Report how many lines of the records below include the word "tranh". Give nothing but the number.
▬▬▬▬▬▬
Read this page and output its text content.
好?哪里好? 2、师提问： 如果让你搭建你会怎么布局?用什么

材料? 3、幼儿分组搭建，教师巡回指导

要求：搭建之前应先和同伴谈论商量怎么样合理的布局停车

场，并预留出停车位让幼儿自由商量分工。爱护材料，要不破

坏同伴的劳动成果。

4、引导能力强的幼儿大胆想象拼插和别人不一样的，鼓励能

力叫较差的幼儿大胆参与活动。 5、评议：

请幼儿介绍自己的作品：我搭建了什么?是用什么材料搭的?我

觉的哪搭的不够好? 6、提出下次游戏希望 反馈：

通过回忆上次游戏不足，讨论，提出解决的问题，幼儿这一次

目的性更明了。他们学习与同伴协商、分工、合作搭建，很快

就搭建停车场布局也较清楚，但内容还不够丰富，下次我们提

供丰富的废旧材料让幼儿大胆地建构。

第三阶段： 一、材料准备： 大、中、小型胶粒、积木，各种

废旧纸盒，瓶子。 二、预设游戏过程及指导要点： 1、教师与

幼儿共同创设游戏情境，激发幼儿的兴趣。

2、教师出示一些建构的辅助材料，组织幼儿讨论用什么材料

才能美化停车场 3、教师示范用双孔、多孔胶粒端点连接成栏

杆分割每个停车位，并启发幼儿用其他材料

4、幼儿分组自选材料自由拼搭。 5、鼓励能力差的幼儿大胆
▬▬▬▬▬▬
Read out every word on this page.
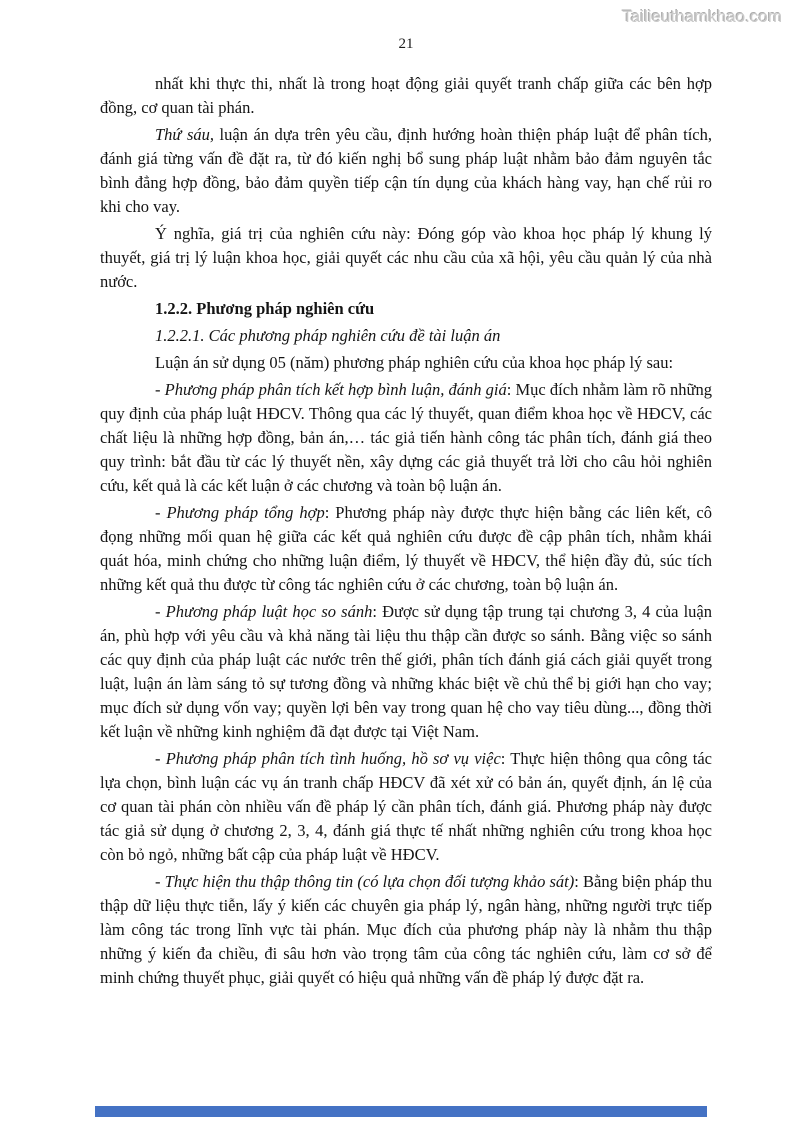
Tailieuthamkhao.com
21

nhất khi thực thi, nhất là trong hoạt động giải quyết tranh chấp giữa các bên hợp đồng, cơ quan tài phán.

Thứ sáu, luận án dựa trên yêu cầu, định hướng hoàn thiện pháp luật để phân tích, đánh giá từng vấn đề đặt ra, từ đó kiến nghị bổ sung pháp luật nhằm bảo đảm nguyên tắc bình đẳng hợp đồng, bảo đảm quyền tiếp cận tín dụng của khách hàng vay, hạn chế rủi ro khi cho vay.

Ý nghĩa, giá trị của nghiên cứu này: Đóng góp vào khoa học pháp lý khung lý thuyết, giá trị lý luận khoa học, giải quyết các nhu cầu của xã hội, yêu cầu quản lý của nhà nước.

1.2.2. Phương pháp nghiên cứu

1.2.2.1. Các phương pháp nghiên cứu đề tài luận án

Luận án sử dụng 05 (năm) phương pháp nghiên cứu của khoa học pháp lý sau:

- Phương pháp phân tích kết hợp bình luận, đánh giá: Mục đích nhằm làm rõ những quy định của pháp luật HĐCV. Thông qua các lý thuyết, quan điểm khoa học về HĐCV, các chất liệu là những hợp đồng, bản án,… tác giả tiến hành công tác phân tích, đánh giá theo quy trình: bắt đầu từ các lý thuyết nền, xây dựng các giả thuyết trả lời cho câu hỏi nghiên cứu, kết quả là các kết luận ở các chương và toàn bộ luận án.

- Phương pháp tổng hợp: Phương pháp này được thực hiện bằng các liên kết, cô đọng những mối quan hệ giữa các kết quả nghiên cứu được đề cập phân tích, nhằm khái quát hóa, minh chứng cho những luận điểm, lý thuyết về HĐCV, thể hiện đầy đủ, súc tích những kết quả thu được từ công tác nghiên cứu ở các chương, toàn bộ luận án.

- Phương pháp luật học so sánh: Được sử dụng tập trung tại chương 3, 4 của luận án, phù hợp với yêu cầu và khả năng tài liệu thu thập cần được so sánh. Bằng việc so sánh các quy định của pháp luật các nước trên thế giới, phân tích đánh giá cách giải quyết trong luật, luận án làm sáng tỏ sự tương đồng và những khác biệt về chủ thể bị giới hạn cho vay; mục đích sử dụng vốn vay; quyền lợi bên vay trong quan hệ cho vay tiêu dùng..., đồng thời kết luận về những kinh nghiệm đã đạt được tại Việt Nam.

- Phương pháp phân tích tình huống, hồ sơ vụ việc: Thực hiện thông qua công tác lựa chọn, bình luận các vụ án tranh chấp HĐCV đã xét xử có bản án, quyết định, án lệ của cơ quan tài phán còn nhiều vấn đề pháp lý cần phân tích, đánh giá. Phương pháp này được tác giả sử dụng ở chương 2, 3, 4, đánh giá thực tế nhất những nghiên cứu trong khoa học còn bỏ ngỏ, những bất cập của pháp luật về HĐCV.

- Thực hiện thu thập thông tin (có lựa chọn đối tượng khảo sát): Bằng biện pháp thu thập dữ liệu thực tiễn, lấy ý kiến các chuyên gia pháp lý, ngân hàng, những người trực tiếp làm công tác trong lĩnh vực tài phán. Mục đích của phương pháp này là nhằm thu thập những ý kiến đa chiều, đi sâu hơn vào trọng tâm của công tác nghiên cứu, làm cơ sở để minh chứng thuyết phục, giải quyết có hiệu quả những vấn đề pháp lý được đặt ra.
▬▬▬▬▬▬
__Task solution__: 2